- Requirements
Each line in the entries below that holds the string "name" is to be listed.
......
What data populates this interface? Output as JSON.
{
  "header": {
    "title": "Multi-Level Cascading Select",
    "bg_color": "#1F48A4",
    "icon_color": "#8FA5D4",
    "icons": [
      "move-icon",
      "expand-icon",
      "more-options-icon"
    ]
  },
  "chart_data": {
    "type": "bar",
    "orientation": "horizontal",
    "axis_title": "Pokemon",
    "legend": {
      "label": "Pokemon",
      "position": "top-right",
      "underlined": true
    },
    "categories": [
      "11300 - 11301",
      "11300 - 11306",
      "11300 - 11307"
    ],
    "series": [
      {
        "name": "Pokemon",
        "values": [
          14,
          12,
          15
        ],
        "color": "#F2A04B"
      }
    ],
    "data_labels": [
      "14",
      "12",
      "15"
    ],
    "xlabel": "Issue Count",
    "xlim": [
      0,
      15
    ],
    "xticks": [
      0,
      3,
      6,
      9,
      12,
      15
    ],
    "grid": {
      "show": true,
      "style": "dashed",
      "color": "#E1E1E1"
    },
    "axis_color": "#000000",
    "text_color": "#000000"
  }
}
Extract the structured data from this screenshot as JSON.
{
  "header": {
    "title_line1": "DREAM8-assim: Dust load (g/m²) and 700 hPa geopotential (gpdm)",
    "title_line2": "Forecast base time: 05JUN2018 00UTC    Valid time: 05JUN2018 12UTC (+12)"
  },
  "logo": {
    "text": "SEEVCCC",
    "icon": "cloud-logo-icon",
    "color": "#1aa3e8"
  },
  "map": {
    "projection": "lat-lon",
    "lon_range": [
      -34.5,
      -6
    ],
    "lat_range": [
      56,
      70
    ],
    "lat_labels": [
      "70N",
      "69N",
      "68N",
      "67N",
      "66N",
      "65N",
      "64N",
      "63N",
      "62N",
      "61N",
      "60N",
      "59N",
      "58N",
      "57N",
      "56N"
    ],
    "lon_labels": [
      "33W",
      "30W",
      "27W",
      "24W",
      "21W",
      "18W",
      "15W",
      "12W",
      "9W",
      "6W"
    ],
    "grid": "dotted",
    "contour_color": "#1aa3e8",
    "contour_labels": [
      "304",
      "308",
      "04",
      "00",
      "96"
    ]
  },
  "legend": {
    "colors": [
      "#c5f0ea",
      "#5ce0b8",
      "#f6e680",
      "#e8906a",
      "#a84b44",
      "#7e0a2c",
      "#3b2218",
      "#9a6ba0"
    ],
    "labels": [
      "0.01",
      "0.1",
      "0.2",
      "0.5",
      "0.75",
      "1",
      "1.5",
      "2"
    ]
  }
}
......
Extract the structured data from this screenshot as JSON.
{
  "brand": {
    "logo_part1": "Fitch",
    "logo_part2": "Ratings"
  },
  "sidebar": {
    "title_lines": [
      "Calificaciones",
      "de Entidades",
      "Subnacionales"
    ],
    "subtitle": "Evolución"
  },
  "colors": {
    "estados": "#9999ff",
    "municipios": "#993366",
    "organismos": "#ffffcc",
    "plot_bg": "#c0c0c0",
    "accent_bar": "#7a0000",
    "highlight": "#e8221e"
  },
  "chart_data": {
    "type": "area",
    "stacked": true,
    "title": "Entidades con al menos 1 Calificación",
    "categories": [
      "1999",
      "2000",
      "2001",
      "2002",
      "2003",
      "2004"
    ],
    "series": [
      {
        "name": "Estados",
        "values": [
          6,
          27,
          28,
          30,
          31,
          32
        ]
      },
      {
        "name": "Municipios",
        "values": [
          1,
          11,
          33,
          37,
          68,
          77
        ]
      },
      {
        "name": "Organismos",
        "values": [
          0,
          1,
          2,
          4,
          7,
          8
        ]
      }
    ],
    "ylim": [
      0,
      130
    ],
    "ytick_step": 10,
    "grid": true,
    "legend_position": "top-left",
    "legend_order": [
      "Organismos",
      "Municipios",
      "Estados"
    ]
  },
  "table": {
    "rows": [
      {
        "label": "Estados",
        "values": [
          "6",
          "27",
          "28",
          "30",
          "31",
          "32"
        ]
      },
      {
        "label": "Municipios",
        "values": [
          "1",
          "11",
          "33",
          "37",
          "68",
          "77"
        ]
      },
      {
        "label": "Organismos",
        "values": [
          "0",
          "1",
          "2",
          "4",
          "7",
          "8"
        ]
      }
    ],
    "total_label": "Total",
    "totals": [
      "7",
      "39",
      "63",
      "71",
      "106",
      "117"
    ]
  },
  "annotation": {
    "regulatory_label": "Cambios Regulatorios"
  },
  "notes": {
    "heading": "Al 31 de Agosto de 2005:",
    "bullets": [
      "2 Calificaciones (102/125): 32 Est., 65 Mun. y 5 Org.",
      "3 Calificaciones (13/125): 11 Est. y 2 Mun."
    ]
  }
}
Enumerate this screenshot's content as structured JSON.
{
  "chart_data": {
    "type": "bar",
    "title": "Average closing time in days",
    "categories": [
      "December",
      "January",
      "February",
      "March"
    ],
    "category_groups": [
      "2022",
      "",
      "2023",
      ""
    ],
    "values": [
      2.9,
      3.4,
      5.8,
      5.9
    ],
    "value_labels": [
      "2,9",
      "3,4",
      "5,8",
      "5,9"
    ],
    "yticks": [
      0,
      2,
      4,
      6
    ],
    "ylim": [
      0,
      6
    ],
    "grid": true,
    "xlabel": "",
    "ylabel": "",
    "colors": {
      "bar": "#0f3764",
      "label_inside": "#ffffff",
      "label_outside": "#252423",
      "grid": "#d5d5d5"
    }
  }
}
......
- Result for this task
        "name": "Pokemon",
        "name": "Estados",
        "name": "Municipios",
        "name": "Organismos",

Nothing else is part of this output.